• **Your instructions**:
Return every line of the data below that includes the string "Solar".

• **Stored records**:
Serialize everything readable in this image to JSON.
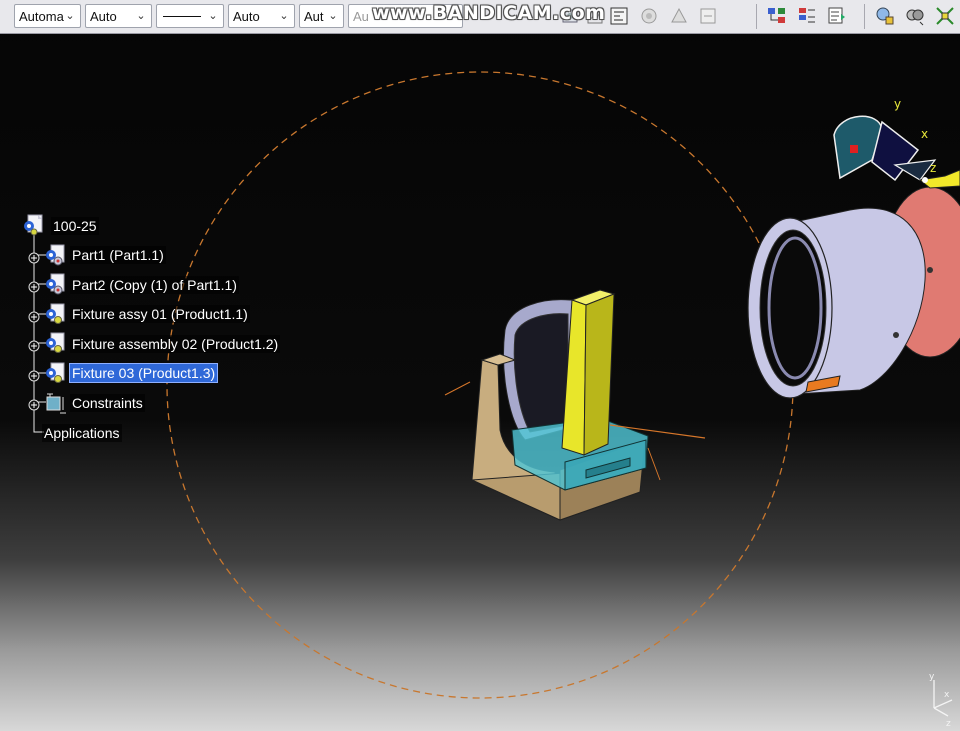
{
  "toolbar": {
    "combos": [
      {
        "value": "Automa",
        "name": "color-combo"
      },
      {
        "value": "Auto",
        "name": "transparency-combo"
      },
      {
        "value": "",
        "name": "linetype-combo"
      },
      {
        "value": "Auto",
        "name": "thickness-combo"
      },
      {
        "value": "Aut",
        "name": "layer-combo"
      },
      {
        "value": "Au",
        "name": "render-combo"
      }
    ],
    "icons": [
      "apply-material-icon",
      "graph-properties-icon",
      "analyze-icon",
      "manipulate-icon",
      "catalog-icon",
      "product-structure-icon",
      "publish-icon",
      "reorder-icon",
      "analysis-tools-icon",
      "clash-icon",
      "snap-icon"
    ]
  },
  "watermark": "www.BANDICAM.com",
  "tree": {
    "root": "100-25",
    "items": [
      {
        "label": "Part1 (Part1.1)",
        "type": "part"
      },
      {
        "label": "Part2 (Copy (1) of Part1.1)",
        "type": "part"
      },
      {
        "label": "Fixture assy 01 (Product1.1)",
        "type": "product"
      },
      {
        "label": "Fixture assembly 02 (Product1.2)",
        "type": "product"
      },
      {
        "label": "Fixture 03 (Product1.3)",
        "type": "product",
        "selected": true
      },
      {
        "label": "Constraints",
        "type": "constraints"
      }
    ],
    "applications": "Applications"
  },
  "compass": {
    "x_label": "x",
    "y_label": "y",
    "z_label": "z"
  },
  "axis_triad": {
    "x_label": "x",
    "y_label": "y",
    "z_label": "z"
  },
  "colors": {
    "selection": "#2f68d8",
    "guide_circle": "#c8772e",
    "bracket_base": "#c8ad7f",
    "bracket_bar": "#e8e62a",
    "cyan_block": "#4fc4d4",
    "ring": "#c8c8e6",
    "salmon_disc": "#e07a72"
  }
}
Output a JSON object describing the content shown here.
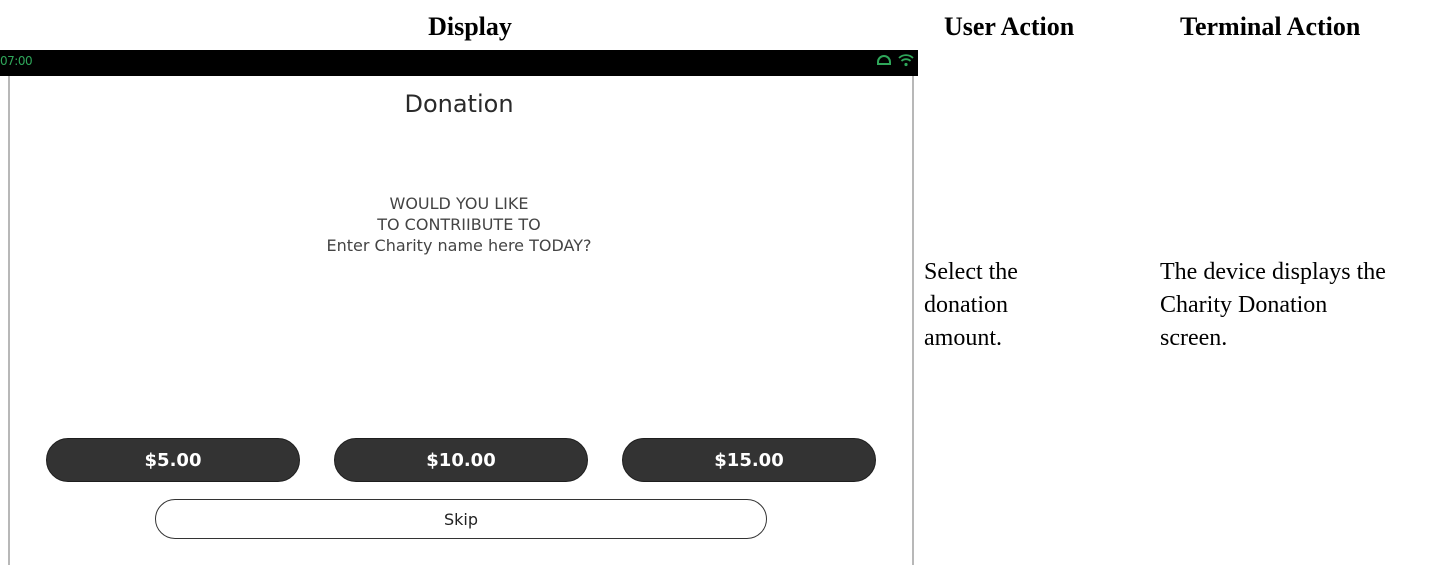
{
  "headers": {
    "display": "Display",
    "user_action": "User Action",
    "terminal_action": "Terminal Action"
  },
  "device": {
    "status_bar": {
      "time": "07:00",
      "icons": [
        "cloud-icon",
        "wifi-icon"
      ],
      "time_color": "#2fa75a"
    },
    "title": "Donation",
    "prompt_lines": [
      "WOULD YOU LIKE",
      "TO CONTRIIBUTE TO",
      "Enter Charity name here TODAY?"
    ],
    "amount_buttons": [
      "$5.00",
      "$10.00",
      "$15.00"
    ],
    "skip_label": "Skip",
    "button_color": "#333333"
  },
  "user_action_lines": [
    "Select the",
    "donation",
    "amount."
  ],
  "terminal_action_lines": [
    "The device displays the",
    "Charity Donation",
    "screen."
  ]
}
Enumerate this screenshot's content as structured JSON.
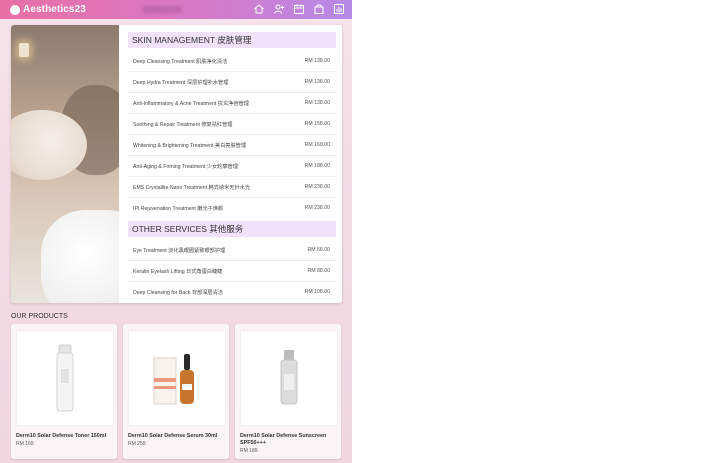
{
  "header": {
    "brand": "Aesthetics23",
    "icons": [
      "home-icon",
      "add-user-icon",
      "calendar-icon",
      "shopping-bag-icon",
      "bar-chart-icon"
    ]
  },
  "skin": {
    "title": "SKIN MANAGEMENT 皮肤管理",
    "items": [
      {
        "name": "Deep Cleansing Treatment 肌肤净化清洁",
        "price": "RM 138.00"
      },
      {
        "name": "Deep Hydra Treatment 深层护理补水管理",
        "price": "RM 138.00"
      },
      {
        "name": "Anti-Inflammatory & Acne Treatment 抗炎净痘管理",
        "price": "RM 138.00"
      },
      {
        "name": "Soothing & Repair Treatment 修复祛红管理",
        "price": "RM 158.00"
      },
      {
        "name": "Whitening & Brightening Treatment 美白亮肤管理",
        "price": "RM 168.00"
      },
      {
        "name": "Anti-Aging & Firming Treatment 少女轮廓管理",
        "price": "RM 188.00"
      },
      {
        "name": "EMS Crystallite Nano Treatment 韩式纳米无针水光",
        "price": "RM 238.00"
      },
      {
        "name": "IPI Rejuvenation Treatment 嫩光子焕颜",
        "price": "RM 238.00"
      }
    ]
  },
  "other": {
    "title": "OTHER SERVICES 其他服务",
    "items": [
      {
        "name": "Eye Treatment 淡化黑眼圈紧致眼部护理",
        "price": "RM 68.00"
      },
      {
        "name": "Keratin Eyelash Lifting 日式角蛋白睫睫",
        "price": "RM 88.00"
      },
      {
        "name": "Deep Cleansing for Back 背部深层清洁",
        "price": "RM 108.00"
      }
    ]
  },
  "products": {
    "title": "OUR PRODUCTS",
    "items": [
      {
        "name": "Derm10 Solar Defense Toner 150ml",
        "price": "RM 169"
      },
      {
        "name": "Derm10 Solar Defense Serum 30ml",
        "price": "RM 259"
      },
      {
        "name": "Derm10 Solar Defense Sunscreen SPF50+++",
        "price": "RM 189"
      }
    ]
  }
}
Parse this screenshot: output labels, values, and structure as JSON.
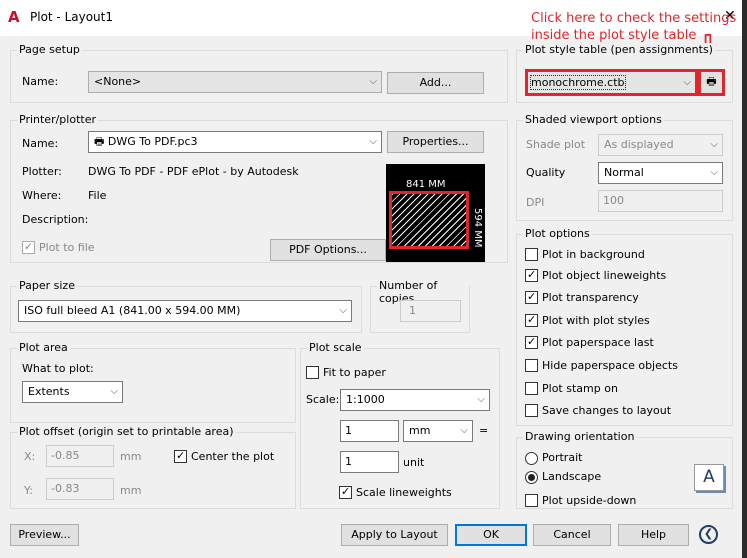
{
  "window": {
    "title": "Plot - Layout1",
    "close": "✕"
  },
  "annotation": {
    "line1": "Click here to check the settings",
    "line2": "inside the plot style table",
    "color": "#e0262b"
  },
  "page_setup": {
    "label": "Page setup",
    "name_label": "Name:",
    "name_value": "<None>",
    "add_button": "Add..."
  },
  "plot_style": {
    "label": "Plot style table (pen assignments)",
    "value": "monochrome.ctb",
    "edit_icon": "edit-plot-style-icon"
  },
  "printer": {
    "label": "Printer/plotter",
    "name_label": "Name:",
    "name_value": "DWG To PDF.pc3",
    "properties_button": "Properties...",
    "plotter_label": "Plotter:",
    "plotter_value": "DWG To PDF - PDF ePlot - by Autodesk",
    "where_label": "Where:",
    "where_value": "File",
    "description_label": "Description:",
    "plot_to_file": "Plot to file",
    "pdf_options_button": "PDF Options...",
    "preview_width": "841 MM",
    "preview_height": "594 MM"
  },
  "shaded": {
    "label": "Shaded viewport options",
    "shade_label": "Shade plot",
    "shade_value": "As displayed",
    "quality_label": "Quality",
    "quality_value": "Normal",
    "dpi_label": "DPI",
    "dpi_value": "100"
  },
  "paper_size": {
    "label": "Paper size",
    "value": "ISO full bleed A1 (841.00 x 594.00 MM)"
  },
  "copies": {
    "label": "Number of copies",
    "value": "1"
  },
  "plot_options": {
    "label": "Plot options",
    "items": [
      {
        "label": "Plot in background",
        "checked": false
      },
      {
        "label": "Plot object lineweights",
        "checked": true
      },
      {
        "label": "Plot transparency",
        "checked": true
      },
      {
        "label": "Plot with plot styles",
        "checked": true
      },
      {
        "label": "Plot paperspace last",
        "checked": true
      },
      {
        "label": "Hide paperspace objects",
        "checked": false
      },
      {
        "label": "Plot stamp on",
        "checked": false
      },
      {
        "label": "Save changes to layout",
        "checked": false
      }
    ]
  },
  "plot_area": {
    "label": "Plot area",
    "what_label": "What to plot:",
    "what_value": "Extents"
  },
  "plot_scale": {
    "label": "Plot scale",
    "fit_to_paper": "Fit to paper",
    "scale_label": "Scale:",
    "scale_value": "1:1000",
    "value1": "1",
    "unit1": "mm",
    "equals": "=",
    "value2": "1",
    "unit2": "unit",
    "scale_lineweights": "Scale lineweights"
  },
  "plot_offset": {
    "label": "Plot offset (origin set to printable area)",
    "x_label": "X:",
    "x_value": "-0.85",
    "y_label": "Y:",
    "y_value": "-0.83",
    "unit": "mm",
    "center": "Center the plot"
  },
  "orientation": {
    "label": "Drawing orientation",
    "portrait": "Portrait",
    "landscape": "Landscape",
    "upside_down": "Plot upside-down",
    "icon_letter": "A"
  },
  "buttons": {
    "preview": "Preview...",
    "apply": "Apply to Layout",
    "ok": "OK",
    "cancel": "Cancel",
    "help": "Help"
  }
}
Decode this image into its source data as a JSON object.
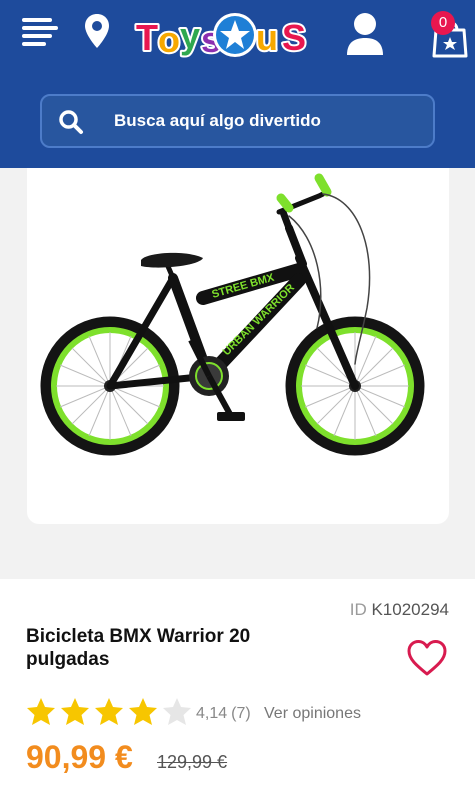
{
  "header": {
    "menu_icon": "hamburger-menu-icon",
    "location_icon": "map-pin-icon",
    "logo_text": "ToysRUs",
    "account_icon": "user-icon",
    "cart_icon": "shopping-bag-icon",
    "cart_count": "0",
    "colors": {
      "background": "#1e4b9c",
      "badge": "#e8174f"
    }
  },
  "search": {
    "icon": "search-icon",
    "placeholder": "Busca aquí algo divertido"
  },
  "product": {
    "image_alt": "Bicicleta BMX Warrior 20 pulgadas",
    "id_label": "ID",
    "id_value": "K1020294",
    "title": "Bicicleta BMX Warrior 20 pulgadas",
    "favorite_icon": "heart-icon",
    "rating_value": "4,14",
    "rating_count": "(7)",
    "rating_stars": 4.14,
    "rating_max": 5,
    "reviews_link": "Ver opiniones",
    "price": "90,99 €",
    "old_price": "129,99 €",
    "colors": {
      "price": "#f28c1e",
      "star": "#f7c600",
      "heart": "#d81b4f"
    }
  }
}
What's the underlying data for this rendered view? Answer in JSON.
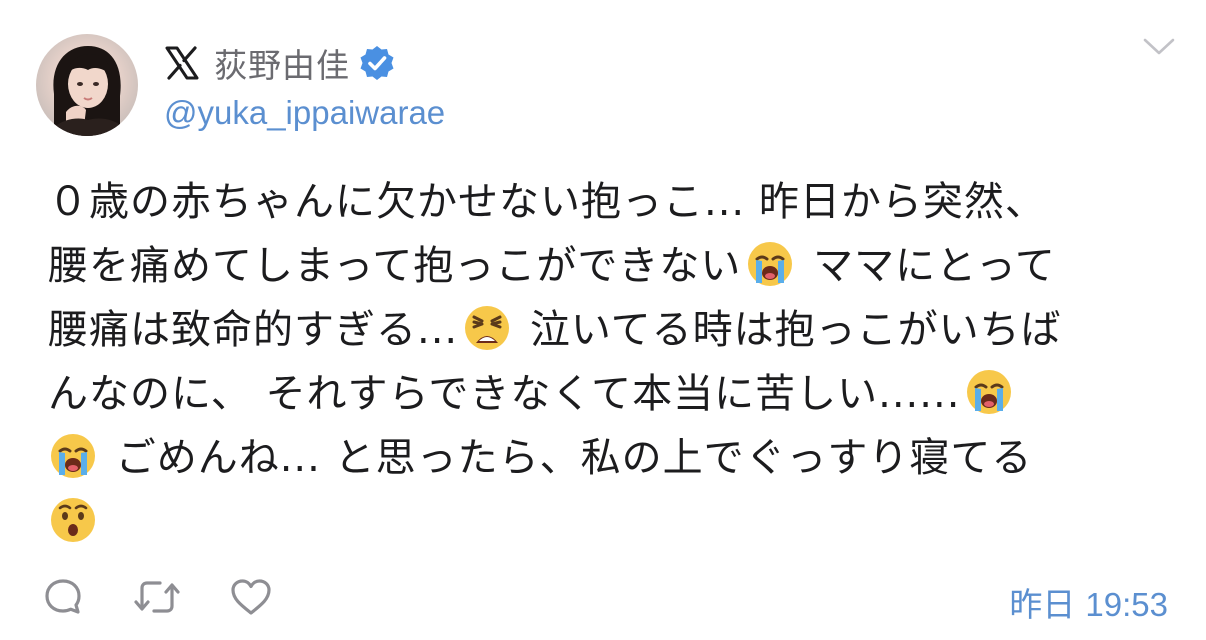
{
  "user": {
    "display_name": "荻野由佳",
    "handle": "@yuka_ippaiwarae",
    "verified": true,
    "platform_icon": "x-logo-icon"
  },
  "tweet": {
    "lines": [
      "０歳の赤ちゃんに欠かせない抱っこ... 昨日から突然、",
      "腰を痛めてしまって抱っこができない",
      " ママにとって",
      "腰痛は致命的すぎる...",
      " 泣いてる時は抱っこがいちば",
      "んなのに、 それすらできなくて本当に苦しい......",
      " ごめんね... と思ったら、私の上でぐっすり寝てる"
    ],
    "emojis": {
      "crying": "loudly-crying-face-emoji",
      "weary": "weary-face-emoji",
      "surprised": "hushed-face-emoji"
    }
  },
  "footer": {
    "day": "昨日",
    "time": "19:53",
    "actions": [
      "reply-icon",
      "retweet-icon",
      "like-icon"
    ]
  },
  "colors": {
    "link_blue": "#5b8fd0",
    "verified_blue": "#4a90e2",
    "text": "#1c1c1e",
    "muted": "#6b6b70",
    "icon_gray": "#8e8e93"
  }
}
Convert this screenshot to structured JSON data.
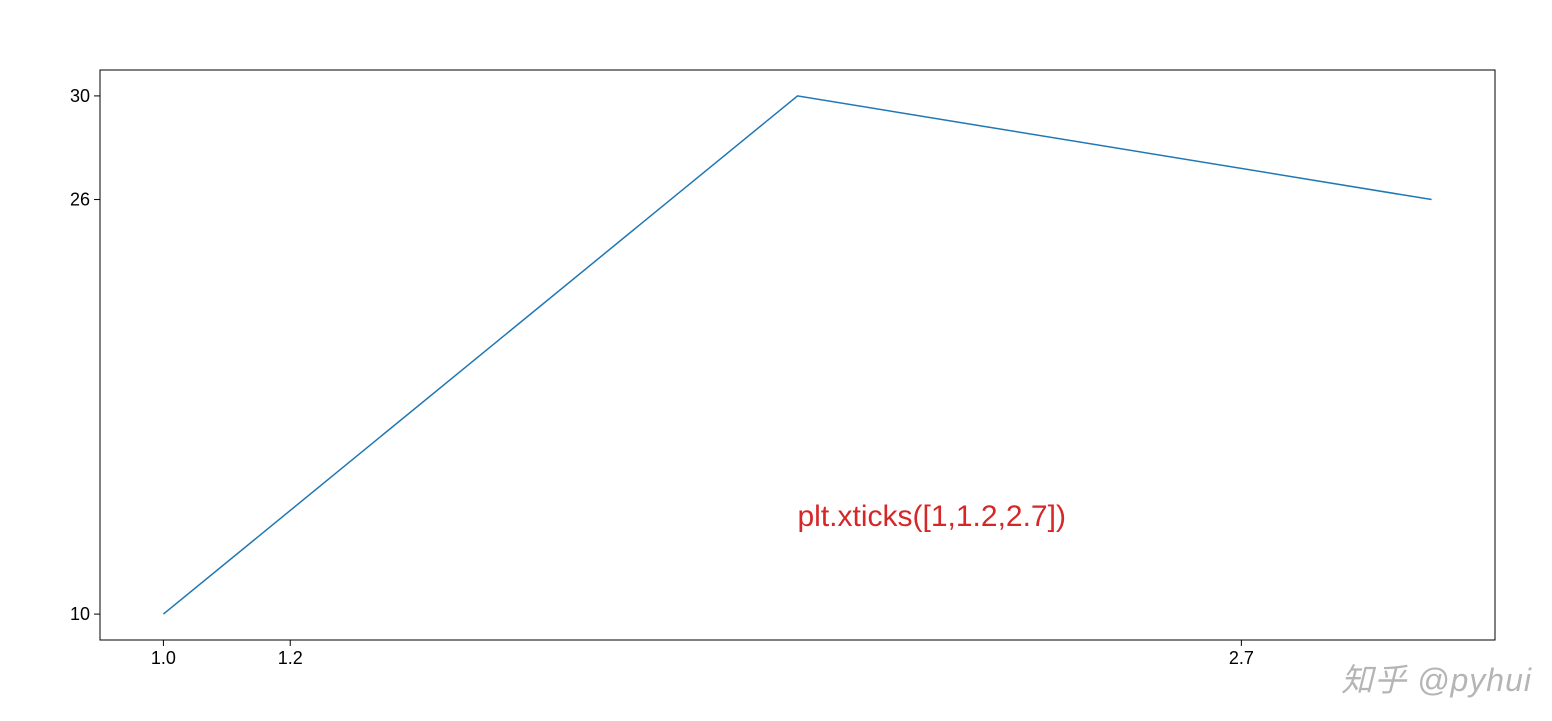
{
  "chart_data": {
    "type": "line",
    "x": [
      1.0,
      2.0,
      3.0
    ],
    "y": [
      10,
      30,
      26
    ],
    "xticks": [
      1.0,
      1.2,
      2.7
    ],
    "xtick_labels": [
      "1.0",
      "1.2",
      "2.7"
    ],
    "yticks": [
      10,
      26,
      30
    ],
    "ytick_labels": [
      "10",
      "26",
      "30"
    ],
    "xlim": [
      0.9,
      3.1
    ],
    "ylim": [
      9,
      31
    ],
    "line_color": "#1f77b4",
    "annotation": {
      "text": "plt.xticks([1,1.2,2.7])",
      "color": "#d62728",
      "pos_fraction_x": 0.5,
      "pos_fraction_y": 0.8
    }
  },
  "watermark": "知乎 @pyhui"
}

• **Output for this exercise**:
        "name": "Derm10 Solar Defense Toner 150ml",
        "name": "Derm10 Solar Defense Serum 30ml",
        "name": "Derm10 Solar Defense Sunscreen SPF50+++",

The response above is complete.